| Exercise description |
Write out each record again exactly as it stands.

[Stored data]
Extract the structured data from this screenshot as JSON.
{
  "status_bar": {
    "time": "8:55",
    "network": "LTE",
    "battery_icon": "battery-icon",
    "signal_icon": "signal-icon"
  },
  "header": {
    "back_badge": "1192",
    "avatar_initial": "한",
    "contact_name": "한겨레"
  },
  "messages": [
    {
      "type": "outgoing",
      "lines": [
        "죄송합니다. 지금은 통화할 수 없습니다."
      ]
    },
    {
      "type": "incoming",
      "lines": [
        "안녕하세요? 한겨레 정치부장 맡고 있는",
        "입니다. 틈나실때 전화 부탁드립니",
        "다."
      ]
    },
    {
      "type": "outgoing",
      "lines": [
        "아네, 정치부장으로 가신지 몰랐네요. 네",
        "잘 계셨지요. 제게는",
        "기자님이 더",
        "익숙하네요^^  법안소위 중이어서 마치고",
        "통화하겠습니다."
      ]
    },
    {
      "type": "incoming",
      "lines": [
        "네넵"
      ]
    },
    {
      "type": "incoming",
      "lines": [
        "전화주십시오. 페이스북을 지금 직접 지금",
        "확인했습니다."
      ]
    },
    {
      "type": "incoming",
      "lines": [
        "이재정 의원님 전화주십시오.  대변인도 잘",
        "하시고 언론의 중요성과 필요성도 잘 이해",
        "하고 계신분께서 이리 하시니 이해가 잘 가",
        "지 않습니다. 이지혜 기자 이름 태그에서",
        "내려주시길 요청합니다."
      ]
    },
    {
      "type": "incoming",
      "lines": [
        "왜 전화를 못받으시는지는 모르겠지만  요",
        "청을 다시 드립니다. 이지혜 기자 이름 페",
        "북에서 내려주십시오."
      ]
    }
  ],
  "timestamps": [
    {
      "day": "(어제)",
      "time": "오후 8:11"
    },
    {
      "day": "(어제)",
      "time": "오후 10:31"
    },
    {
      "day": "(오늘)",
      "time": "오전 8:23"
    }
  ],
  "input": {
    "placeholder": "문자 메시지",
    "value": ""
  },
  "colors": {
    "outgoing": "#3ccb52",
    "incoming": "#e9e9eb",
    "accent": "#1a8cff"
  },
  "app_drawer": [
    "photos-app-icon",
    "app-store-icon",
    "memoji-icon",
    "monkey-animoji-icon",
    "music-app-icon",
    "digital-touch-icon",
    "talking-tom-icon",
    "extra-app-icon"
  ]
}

| Output of the exercise |
Extract the structured data from this screenshot as JSON.
{
  "status_bar": {
    "time": "8:55",
    "network": "LTE",
    "battery_icon": "battery-icon",
    "signal_icon": "signal-icon"
  },
  "header": {
    "back_badge": "1192",
    "avatar_initial": "한",
    "contact_name": "한겨레"
  },
  "messages": [
    {
      "type": "outgoing",
      "lines": [
        "죄송합니다. 지금은 통화할 수 없습니다."
      ]
    },
    {
      "type": "incoming",
      "lines": [
        "안녕하세요? 한겨레 정치부장 맡고 있는",
        "입니다. 틈나실때 전화 부탁드립니",
        "다."
      ]
    },
    {
      "type": "outgoing",
      "lines": [
        "아네, 정치부장으로 가신지 몰랐네요. 네",
        "잘 계셨지요. 제게는",
        "기자님이 더",
        "익숙하네요^^  법안소위 중이어서 마치고",
        "통화하겠습니다."
      ]
    },
    {
      "type": "incoming",
      "lines": [
        "네넵"
      ]
    },
    {
      "type": "incoming",
      "lines": [
        "전화주십시오. 페이스북을 지금 직접 지금",
        "확인했습니다."
      ]
    },
    {
      "type": "incoming",
      "lines": [
        "이재정 의원님 전화주십시오.  대변인도 잘",
        "하시고 언론의 중요성과 필요성도 잘 이해",
        "하고 계신분께서 이리 하시니 이해가 잘 가",
        "지 않습니다. 이지혜 기자 이름 태그에서",
        "내려주시길 요청합니다."
      ]
    },
    {
      "type": "incoming",
      "lines": [
        "왜 전화를 못받으시는지는 모르겠지만  요",
        "청을 다시 드립니다. 이지혜 기자 이름 페",
        "북에서 내려주십시오."
      ]
    }
  ],
  "timestamps": [
    {
      "day": "(어제)",
      "time": "오후 8:11"
    },
    {
      "day": "(어제)",
      "time": "오후 10:31"
    },
    {
      "day": "(오늘)",
      "time": "오전 8:23"
    }
  ],
  "input": {
    "placeholder": "문자 메시지",
    "value": ""
  },
  "colors": {
    "outgoing": "#3ccb52",
    "incoming": "#e9e9eb",
    "accent": "#1a8cff"
  },
  "app_drawer": [
    "photos-app-icon",
    "app-store-icon",
    "memoji-icon",
    "monkey-animoji-icon",
    "music-app-icon",
    "digital-touch-icon",
    "talking-tom-icon",
    "extra-app-icon"
  ]
}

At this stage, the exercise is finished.